Report, word for word, every line of the material that contains "Recall".

──────── Given records ────────

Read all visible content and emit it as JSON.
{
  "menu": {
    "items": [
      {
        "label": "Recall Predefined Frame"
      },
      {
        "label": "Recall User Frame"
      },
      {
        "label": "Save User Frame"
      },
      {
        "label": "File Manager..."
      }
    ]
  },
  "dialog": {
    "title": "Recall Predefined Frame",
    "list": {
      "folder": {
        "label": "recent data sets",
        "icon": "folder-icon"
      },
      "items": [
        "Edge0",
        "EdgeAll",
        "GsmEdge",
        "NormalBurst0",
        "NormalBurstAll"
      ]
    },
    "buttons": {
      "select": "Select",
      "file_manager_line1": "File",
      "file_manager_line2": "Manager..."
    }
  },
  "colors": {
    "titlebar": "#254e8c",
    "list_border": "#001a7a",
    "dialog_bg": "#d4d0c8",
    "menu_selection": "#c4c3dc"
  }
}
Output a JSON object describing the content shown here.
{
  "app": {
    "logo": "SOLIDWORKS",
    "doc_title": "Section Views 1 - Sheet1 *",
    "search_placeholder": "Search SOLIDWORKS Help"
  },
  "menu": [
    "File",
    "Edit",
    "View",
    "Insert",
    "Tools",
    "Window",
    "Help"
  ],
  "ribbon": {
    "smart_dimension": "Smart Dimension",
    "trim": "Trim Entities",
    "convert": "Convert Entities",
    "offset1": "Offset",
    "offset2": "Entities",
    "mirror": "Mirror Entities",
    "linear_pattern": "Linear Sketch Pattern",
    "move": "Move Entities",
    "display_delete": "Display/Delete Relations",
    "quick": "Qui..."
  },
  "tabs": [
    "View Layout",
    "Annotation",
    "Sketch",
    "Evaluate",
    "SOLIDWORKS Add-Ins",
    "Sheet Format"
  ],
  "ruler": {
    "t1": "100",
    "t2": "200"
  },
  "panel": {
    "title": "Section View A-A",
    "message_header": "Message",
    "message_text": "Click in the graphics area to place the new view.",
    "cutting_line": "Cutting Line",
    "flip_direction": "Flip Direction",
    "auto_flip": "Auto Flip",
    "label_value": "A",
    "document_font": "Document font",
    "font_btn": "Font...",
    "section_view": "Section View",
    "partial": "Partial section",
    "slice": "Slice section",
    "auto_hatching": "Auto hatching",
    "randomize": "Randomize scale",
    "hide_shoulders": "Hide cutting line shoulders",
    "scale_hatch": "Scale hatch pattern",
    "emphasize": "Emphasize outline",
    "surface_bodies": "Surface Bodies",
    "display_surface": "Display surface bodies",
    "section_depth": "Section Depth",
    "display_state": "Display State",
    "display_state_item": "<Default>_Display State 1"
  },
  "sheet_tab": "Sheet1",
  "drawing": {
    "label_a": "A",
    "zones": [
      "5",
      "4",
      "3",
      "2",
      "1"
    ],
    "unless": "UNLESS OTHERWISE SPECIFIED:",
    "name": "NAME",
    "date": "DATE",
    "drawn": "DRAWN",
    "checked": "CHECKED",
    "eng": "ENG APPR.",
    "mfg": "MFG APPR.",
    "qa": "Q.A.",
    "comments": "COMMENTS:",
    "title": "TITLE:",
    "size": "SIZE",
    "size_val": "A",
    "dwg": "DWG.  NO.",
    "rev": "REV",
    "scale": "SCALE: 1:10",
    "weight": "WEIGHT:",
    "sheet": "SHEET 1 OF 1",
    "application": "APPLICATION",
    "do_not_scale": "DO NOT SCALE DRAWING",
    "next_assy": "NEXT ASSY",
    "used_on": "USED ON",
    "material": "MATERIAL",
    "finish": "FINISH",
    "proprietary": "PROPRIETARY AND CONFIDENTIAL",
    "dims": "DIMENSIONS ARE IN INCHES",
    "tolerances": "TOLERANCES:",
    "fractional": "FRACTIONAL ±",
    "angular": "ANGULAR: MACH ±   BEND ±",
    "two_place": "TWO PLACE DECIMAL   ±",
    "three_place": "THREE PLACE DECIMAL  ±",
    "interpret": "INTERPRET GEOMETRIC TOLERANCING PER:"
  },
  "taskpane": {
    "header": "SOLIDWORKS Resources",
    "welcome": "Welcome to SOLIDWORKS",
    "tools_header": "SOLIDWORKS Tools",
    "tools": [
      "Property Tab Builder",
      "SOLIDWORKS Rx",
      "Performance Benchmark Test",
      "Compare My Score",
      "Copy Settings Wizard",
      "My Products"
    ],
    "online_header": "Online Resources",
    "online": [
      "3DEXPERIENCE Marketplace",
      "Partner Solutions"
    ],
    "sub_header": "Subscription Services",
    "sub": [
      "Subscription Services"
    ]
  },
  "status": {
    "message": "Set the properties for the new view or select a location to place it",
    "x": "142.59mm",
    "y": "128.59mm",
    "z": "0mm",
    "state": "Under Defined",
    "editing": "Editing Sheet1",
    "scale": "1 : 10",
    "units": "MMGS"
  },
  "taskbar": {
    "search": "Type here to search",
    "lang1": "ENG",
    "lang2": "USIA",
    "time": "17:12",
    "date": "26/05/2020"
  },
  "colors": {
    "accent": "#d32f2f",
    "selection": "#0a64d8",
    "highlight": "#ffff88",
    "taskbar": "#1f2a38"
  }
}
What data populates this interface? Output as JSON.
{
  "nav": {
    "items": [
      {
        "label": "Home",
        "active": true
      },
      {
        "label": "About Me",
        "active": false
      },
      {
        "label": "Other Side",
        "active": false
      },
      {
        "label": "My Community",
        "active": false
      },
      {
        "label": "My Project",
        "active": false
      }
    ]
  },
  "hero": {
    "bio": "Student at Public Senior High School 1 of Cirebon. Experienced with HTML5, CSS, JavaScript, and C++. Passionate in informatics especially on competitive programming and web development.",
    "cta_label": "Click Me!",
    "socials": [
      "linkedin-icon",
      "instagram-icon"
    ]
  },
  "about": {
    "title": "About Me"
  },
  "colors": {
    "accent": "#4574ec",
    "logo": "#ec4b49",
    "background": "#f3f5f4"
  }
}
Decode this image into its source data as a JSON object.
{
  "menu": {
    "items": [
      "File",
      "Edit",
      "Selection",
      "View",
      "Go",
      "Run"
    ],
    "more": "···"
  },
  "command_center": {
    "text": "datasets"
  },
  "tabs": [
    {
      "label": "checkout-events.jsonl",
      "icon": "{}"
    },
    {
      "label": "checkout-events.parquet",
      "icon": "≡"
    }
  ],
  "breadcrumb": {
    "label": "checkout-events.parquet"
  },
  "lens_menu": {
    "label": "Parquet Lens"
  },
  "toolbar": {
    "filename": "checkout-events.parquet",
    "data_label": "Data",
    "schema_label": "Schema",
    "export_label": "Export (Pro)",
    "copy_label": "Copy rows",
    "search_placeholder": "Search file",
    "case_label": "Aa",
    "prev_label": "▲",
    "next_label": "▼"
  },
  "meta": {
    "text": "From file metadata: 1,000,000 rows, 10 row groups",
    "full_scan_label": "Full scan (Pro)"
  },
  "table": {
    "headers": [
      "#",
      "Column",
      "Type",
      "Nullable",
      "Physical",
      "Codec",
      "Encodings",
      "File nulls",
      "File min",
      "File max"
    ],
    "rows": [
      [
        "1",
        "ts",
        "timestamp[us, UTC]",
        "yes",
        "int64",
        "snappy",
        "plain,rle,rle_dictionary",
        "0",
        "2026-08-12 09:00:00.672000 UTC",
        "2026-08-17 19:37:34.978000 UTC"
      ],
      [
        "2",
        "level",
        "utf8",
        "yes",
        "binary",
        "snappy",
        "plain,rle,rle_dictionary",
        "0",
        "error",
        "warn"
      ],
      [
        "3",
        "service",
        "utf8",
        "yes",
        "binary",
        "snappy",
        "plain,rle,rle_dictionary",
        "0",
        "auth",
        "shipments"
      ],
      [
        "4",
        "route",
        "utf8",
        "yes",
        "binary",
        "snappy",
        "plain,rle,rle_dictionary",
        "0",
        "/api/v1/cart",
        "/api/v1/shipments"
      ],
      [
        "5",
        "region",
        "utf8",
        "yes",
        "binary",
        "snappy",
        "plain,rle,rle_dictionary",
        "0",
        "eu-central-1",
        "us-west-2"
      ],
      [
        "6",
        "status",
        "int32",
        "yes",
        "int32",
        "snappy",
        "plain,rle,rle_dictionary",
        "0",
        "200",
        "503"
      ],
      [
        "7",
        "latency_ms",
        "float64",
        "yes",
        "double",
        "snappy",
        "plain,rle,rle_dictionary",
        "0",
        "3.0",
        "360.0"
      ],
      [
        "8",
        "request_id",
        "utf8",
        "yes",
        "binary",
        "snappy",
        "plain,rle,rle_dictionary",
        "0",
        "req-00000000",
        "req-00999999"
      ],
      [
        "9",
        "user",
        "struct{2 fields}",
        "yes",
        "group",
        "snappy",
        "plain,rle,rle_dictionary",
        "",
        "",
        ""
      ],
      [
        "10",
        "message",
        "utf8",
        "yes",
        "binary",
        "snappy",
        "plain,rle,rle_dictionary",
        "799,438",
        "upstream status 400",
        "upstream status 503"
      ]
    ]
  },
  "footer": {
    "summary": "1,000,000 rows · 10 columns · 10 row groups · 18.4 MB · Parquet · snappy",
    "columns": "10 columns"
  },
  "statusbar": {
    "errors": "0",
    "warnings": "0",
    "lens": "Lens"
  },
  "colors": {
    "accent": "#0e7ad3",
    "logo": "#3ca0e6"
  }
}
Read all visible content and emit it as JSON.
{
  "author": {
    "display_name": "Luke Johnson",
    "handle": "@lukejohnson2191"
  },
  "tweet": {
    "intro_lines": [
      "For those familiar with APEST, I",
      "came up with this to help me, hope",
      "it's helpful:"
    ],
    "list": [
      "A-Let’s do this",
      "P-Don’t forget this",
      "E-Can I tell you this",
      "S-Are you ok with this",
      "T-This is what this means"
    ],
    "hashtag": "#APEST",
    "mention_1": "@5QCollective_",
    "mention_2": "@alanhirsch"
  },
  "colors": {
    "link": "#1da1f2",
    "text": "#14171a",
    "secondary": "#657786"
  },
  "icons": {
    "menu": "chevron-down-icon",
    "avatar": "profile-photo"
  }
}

────────

▶ [Full answer]
        "label": "Recall Predefined Frame"
        "label": "Recall User Frame"
    "title": "Recall Predefined Frame",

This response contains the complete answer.